START Dataset extract

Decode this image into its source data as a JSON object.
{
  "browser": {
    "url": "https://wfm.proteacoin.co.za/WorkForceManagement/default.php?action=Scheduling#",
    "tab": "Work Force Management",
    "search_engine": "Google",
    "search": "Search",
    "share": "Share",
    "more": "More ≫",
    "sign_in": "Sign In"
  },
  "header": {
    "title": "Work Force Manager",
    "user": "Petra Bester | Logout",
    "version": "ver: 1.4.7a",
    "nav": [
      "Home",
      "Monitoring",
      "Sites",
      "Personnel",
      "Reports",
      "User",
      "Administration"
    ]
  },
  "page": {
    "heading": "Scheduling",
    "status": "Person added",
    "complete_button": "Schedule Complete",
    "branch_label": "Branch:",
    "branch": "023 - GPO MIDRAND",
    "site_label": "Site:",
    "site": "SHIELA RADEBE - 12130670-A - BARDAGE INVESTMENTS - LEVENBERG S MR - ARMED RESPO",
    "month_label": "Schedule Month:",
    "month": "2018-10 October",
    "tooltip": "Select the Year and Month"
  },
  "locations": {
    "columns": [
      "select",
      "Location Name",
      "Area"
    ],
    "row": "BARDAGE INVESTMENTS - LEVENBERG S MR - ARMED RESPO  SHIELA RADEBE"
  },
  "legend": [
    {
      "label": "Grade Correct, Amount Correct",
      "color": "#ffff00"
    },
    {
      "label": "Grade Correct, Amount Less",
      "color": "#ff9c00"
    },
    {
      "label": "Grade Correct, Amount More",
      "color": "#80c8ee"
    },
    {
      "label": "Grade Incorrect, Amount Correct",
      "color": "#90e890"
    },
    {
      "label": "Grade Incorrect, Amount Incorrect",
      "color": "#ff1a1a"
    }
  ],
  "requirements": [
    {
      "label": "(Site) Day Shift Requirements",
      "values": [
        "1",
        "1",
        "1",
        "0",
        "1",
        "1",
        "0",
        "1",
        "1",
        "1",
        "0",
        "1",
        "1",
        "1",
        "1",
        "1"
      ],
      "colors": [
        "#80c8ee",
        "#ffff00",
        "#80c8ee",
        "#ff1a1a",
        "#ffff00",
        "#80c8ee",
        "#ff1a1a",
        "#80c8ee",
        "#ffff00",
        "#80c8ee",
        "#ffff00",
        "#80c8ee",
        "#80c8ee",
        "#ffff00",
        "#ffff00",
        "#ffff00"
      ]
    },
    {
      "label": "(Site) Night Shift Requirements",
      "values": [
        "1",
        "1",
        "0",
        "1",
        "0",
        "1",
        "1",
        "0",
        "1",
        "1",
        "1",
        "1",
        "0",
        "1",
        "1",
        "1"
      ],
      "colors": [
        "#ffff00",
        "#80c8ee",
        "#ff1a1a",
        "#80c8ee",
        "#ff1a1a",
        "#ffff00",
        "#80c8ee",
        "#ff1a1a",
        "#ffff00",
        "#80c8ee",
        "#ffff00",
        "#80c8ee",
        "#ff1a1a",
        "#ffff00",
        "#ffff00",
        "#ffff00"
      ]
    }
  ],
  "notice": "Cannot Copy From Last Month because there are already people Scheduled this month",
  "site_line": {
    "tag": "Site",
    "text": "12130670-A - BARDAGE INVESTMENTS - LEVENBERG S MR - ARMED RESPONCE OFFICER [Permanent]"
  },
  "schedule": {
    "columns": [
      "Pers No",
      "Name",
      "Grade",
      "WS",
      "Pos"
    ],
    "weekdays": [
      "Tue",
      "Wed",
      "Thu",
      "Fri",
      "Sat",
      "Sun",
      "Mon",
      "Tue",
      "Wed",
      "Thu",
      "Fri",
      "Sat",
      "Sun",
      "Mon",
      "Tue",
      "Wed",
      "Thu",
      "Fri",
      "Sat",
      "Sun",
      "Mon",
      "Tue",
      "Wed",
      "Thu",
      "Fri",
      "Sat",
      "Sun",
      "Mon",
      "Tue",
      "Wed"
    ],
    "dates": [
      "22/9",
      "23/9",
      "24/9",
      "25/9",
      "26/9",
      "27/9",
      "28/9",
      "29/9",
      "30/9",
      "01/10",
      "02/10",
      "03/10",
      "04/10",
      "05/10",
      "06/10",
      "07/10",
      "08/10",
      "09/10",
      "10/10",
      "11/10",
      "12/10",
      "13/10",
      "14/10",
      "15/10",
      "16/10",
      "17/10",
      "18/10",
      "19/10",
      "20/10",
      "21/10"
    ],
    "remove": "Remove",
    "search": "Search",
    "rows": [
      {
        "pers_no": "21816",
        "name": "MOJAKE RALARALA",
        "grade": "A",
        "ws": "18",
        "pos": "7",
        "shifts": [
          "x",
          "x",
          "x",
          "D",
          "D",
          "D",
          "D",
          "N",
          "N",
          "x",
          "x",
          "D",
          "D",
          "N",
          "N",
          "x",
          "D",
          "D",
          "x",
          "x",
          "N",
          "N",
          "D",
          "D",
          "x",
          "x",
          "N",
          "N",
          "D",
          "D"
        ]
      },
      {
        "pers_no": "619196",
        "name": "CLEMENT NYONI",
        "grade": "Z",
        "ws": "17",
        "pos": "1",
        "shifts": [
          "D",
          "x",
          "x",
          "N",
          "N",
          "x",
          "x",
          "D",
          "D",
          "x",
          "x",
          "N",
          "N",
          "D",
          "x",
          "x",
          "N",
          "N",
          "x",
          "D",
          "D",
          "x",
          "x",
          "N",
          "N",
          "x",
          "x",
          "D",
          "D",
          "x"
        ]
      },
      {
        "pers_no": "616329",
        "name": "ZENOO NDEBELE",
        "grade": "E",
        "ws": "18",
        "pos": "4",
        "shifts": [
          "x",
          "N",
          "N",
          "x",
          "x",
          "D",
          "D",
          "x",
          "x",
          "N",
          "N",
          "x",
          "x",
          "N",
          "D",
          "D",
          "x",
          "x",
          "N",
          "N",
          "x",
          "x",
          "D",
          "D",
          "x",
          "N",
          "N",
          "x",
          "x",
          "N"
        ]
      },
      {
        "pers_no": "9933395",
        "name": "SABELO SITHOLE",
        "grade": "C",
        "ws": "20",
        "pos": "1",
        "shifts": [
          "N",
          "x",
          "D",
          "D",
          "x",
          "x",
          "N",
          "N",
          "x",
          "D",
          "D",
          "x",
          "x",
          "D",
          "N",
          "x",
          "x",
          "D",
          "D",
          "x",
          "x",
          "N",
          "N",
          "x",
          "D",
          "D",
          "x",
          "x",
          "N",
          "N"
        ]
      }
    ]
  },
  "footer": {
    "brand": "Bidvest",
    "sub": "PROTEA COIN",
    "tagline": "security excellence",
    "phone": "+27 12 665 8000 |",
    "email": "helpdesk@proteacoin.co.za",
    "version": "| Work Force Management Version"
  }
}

END Dataset extract

■ Your task ■
Repeat the entries exactly, all of them.

■ Solution to the exercise ■
Decode this image into its source data as a JSON object.
{
  "browser": {
    "url": "https://wfm.proteacoin.co.za/WorkForceManagement/default.php?action=Scheduling#",
    "tab": "Work Force Management",
    "search_engine": "Google",
    "search": "Search",
    "share": "Share",
    "more": "More ≫",
    "sign_in": "Sign In"
  },
  "header": {
    "title": "Work Force Manager",
    "user": "Petra Bester | Logout",
    "version": "ver: 1.4.7a",
    "nav": [
      "Home",
      "Monitoring",
      "Sites",
      "Personnel",
      "Reports",
      "User",
      "Administration"
    ]
  },
  "page": {
    "heading": "Scheduling",
    "status": "Person added",
    "complete_button": "Schedule Complete",
    "branch_label": "Branch:",
    "branch": "023 - GPO MIDRAND",
    "site_label": "Site:",
    "site": "SHIELA RADEBE - 12130670-A - BARDAGE INVESTMENTS - LEVENBERG S MR - ARMED RESPO",
    "month_label": "Schedule Month:",
    "month": "2018-10 October",
    "tooltip": "Select the Year and Month"
  },
  "locations": {
    "columns": [
      "select",
      "Location Name",
      "Area"
    ],
    "row": "BARDAGE INVESTMENTS - LEVENBERG S MR - ARMED RESPO  SHIELA RADEBE"
  },
  "legend": [
    {
      "label": "Grade Correct, Amount Correct",
      "color": "#ffff00"
    },
    {
      "label": "Grade Correct, Amount Less",
      "color": "#ff9c00"
    },
    {
      "label": "Grade Correct, Amount More",
      "color": "#80c8ee"
    },
    {
      "label": "Grade Incorrect, Amount Correct",
      "color": "#90e890"
    },
    {
      "label": "Grade Incorrect, Amount Incorrect",
      "color": "#ff1a1a"
    }
  ],
  "requirements": [
    {
      "label": "(Site) Day Shift Requirements",
      "values": [
        "1",
        "1",
        "1",
        "0",
        "1",
        "1",
        "0",
        "1",
        "1",
        "1",
        "0",
        "1",
        "1",
        "1",
        "1",
        "1"
      ],
      "colors": [
        "#80c8ee",
        "#ffff00",
        "#80c8ee",
        "#ff1a1a",
        "#ffff00",
        "#80c8ee",
        "#ff1a1a",
        "#80c8ee",
        "#ffff00",
        "#80c8ee",
        "#ffff00",
        "#80c8ee",
        "#80c8ee",
        "#ffff00",
        "#ffff00",
        "#ffff00"
      ]
    },
    {
      "label": "(Site) Night Shift Requirements",
      "values": [
        "1",
        "1",
        "0",
        "1",
        "0",
        "1",
        "1",
        "0",
        "1",
        "1",
        "1",
        "1",
        "0",
        "1",
        "1",
        "1"
      ],
      "colors": [
        "#ffff00",
        "#80c8ee",
        "#ff1a1a",
        "#80c8ee",
        "#ff1a1a",
        "#ffff00",
        "#80c8ee",
        "#ff1a1a",
        "#ffff00",
        "#80c8ee",
        "#ffff00",
        "#80c8ee",
        "#ff1a1a",
        "#ffff00",
        "#ffff00",
        "#ffff00"
      ]
    }
  ],
  "notice": "Cannot Copy From Last Month because there are already people Scheduled this month",
  "site_line": {
    "tag": "Site",
    "text": "12130670-A - BARDAGE INVESTMENTS - LEVENBERG S MR - ARMED RESPONCE OFFICER [Permanent]"
  },
  "schedule": {
    "columns": [
      "Pers No",
      "Name",
      "Grade",
      "WS",
      "Pos"
    ],
    "weekdays": [
      "Tue",
      "Wed",
      "Thu",
      "Fri",
      "Sat",
      "Sun",
      "Mon",
      "Tue",
      "Wed",
      "Thu",
      "Fri",
      "Sat",
      "Sun",
      "Mon",
      "Tue",
      "Wed",
      "Thu",
      "Fri",
      "Sat",
      "Sun",
      "Mon",
      "Tue",
      "Wed",
      "Thu",
      "Fri",
      "Sat",
      "Sun",
      "Mon",
      "Tue",
      "Wed"
    ],
    "dates": [
      "22/9",
      "23/9",
      "24/9",
      "25/9",
      "26/9",
      "27/9",
      "28/9",
      "29/9",
      "30/9",
      "01/10",
      "02/10",
      "03/10",
      "04/10",
      "05/10",
      "06/10",
      "07/10",
      "08/10",
      "09/10",
      "10/10",
      "11/10",
      "12/10",
      "13/10",
      "14/10",
      "15/10",
      "16/10",
      "17/10",
      "18/10",
      "19/10",
      "20/10",
      "21/10"
    ],
    "remove": "Remove",
    "search": "Search",
    "rows": [
      {
        "pers_no": "21816",
        "name": "MOJAKE RALARALA",
        "grade": "A",
        "ws": "18",
        "pos": "7",
        "shifts": [
          "x",
          "x",
          "x",
          "D",
          "D",
          "D",
          "D",
          "N",
          "N",
          "x",
          "x",
          "D",
          "D",
          "N",
          "N",
          "x",
          "D",
          "D",
          "x",
          "x",
          "N",
          "N",
          "D",
          "D",
          "x",
          "x",
          "N",
          "N",
          "D",
          "D"
        ]
      },
      {
        "pers_no": "619196",
        "name": "CLEMENT NYONI",
        "grade": "Z",
        "ws": "17",
        "pos": "1",
        "shifts": [
          "D",
          "x",
          "x",
          "N",
          "N",
          "x",
          "x",
          "D",
          "D",
          "x",
          "x",
          "N",
          "N",
          "D",
          "x",
          "x",
          "N",
          "N",
          "x",
          "D",
          "D",
          "x",
          "x",
          "N",
          "N",
          "x",
          "x",
          "D",
          "D",
          "x"
        ]
      },
      {
        "pers_no": "616329",
        "name": "ZENOO NDEBELE",
        "grade": "E",
        "ws": "18",
        "pos": "4",
        "shifts": [
          "x",
          "N",
          "N",
          "x",
          "x",
          "D",
          "D",
          "x",
          "x",
          "N",
          "N",
          "x",
          "x",
          "N",
          "D",
          "D",
          "x",
          "x",
          "N",
          "N",
          "x",
          "x",
          "D",
          "D",
          "x",
          "N",
          "N",
          "x",
          "x",
          "N"
        ]
      },
      {
        "pers_no": "9933395",
        "name": "SABELO SITHOLE",
        "grade": "C",
        "ws": "20",
        "pos": "1",
        "shifts": [
          "N",
          "x",
          "D",
          "D",
          "x",
          "x",
          "N",
          "N",
          "x",
          "D",
          "D",
          "x",
          "x",
          "D",
          "N",
          "x",
          "x",
          "D",
          "D",
          "x",
          "x",
          "N",
          "N",
          "x",
          "D",
          "D",
          "x",
          "x",
          "N",
          "N"
        ]
      }
    ]
  },
  "footer": {
    "brand": "Bidvest",
    "sub": "PROTEA COIN",
    "tagline": "security excellence",
    "phone": "+27 12 665 8000 |",
    "email": "helpdesk@proteacoin.co.za",
    "version": "| Work Force Management Version"
  }
}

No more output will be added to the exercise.